Supplied data:
====
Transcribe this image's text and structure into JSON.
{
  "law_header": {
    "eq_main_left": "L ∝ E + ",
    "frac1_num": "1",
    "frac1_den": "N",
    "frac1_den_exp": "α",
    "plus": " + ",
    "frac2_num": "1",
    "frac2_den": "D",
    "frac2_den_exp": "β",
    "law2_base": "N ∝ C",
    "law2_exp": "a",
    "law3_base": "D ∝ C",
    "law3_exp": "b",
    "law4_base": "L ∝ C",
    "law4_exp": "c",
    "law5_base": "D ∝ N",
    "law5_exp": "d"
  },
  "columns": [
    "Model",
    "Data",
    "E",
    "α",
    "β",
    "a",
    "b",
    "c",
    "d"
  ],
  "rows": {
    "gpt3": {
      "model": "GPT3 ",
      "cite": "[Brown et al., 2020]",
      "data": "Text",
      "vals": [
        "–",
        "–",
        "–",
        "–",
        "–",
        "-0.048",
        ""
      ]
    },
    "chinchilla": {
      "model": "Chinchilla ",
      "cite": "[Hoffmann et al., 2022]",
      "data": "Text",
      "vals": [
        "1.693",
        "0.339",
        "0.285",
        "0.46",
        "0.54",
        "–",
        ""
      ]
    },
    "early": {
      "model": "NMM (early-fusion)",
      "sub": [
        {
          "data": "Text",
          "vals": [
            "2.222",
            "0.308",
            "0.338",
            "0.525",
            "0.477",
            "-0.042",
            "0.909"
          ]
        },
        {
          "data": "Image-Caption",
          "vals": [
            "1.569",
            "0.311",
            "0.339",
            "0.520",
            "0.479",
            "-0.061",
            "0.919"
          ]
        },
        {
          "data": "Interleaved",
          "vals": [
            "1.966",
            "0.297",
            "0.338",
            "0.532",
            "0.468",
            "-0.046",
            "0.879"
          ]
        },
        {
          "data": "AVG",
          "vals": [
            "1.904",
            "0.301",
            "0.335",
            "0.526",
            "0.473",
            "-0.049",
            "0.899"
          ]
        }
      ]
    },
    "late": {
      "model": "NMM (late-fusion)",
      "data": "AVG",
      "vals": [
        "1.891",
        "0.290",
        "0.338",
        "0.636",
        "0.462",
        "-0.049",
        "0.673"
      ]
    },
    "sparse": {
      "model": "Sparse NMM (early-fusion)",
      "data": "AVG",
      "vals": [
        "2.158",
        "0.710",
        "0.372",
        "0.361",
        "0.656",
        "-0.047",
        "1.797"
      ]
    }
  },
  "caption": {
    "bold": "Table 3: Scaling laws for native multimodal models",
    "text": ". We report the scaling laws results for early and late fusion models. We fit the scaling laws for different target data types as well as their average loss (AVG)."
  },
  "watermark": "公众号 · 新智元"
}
====
Task to complete: Repeat the listing above without any change.

The solution:
Transcribe this image's text and structure into JSON.
{
  "law_header": {
    "eq_main_left": "L ∝ E + ",
    "frac1_num": "1",
    "frac1_den": "N",
    "frac1_den_exp": "α",
    "plus": " + ",
    "frac2_num": "1",
    "frac2_den": "D",
    "frac2_den_exp": "β",
    "law2_base": "N ∝ C",
    "law2_exp": "a",
    "law3_base": "D ∝ C",
    "law3_exp": "b",
    "law4_base": "L ∝ C",
    "law4_exp": "c",
    "law5_base": "D ∝ N",
    "law5_exp": "d"
  },
  "columns": [
    "Model",
    "Data",
    "E",
    "α",
    "β",
    "a",
    "b",
    "c",
    "d"
  ],
  "rows": {
    "gpt3": {
      "model": "GPT3 ",
      "cite": "[Brown et al., 2020]",
      "data": "Text",
      "vals": [
        "–",
        "–",
        "–",
        "–",
        "–",
        "-0.048",
        ""
      ]
    },
    "chinchilla": {
      "model": "Chinchilla ",
      "cite": "[Hoffmann et al., 2022]",
      "data": "Text",
      "vals": [
        "1.693",
        "0.339",
        "0.285",
        "0.46",
        "0.54",
        "–",
        ""
      ]
    },
    "early": {
      "model": "NMM (early-fusion)",
      "sub": [
        {
          "data": "Text",
          "vals": [
            "2.222",
            "0.308",
            "0.338",
            "0.525",
            "0.477",
            "-0.042",
            "0.909"
          ]
        },
        {
          "data": "Image-Caption",
          "vals": [
            "1.569",
            "0.311",
            "0.339",
            "0.520",
            "0.479",
            "-0.061",
            "0.919"
          ]
        },
        {
          "data": "Interleaved",
          "vals": [
            "1.966",
            "0.297",
            "0.338",
            "0.532",
            "0.468",
            "-0.046",
            "0.879"
          ]
        },
        {
          "data": "AVG",
          "vals": [
            "1.904",
            "0.301",
            "0.335",
            "0.526",
            "0.473",
            "-0.049",
            "0.899"
          ]
        }
      ]
    },
    "late": {
      "model": "NMM (late-fusion)",
      "data": "AVG",
      "vals": [
        "1.891",
        "0.290",
        "0.338",
        "0.636",
        "0.462",
        "-0.049",
        "0.673"
      ]
    },
    "sparse": {
      "model": "Sparse NMM (early-fusion)",
      "data": "AVG",
      "vals": [
        "2.158",
        "0.710",
        "0.372",
        "0.361",
        "0.656",
        "-0.047",
        "1.797"
      ]
    }
  },
  "caption": {
    "bold": "Table 3: Scaling laws for native multimodal models",
    "text": ". We report the scaling laws results for early and late fusion models. We fit the scaling laws for different target data types as well as their average loss (AVG)."
  },
  "watermark": "公众号 · 新智元"
}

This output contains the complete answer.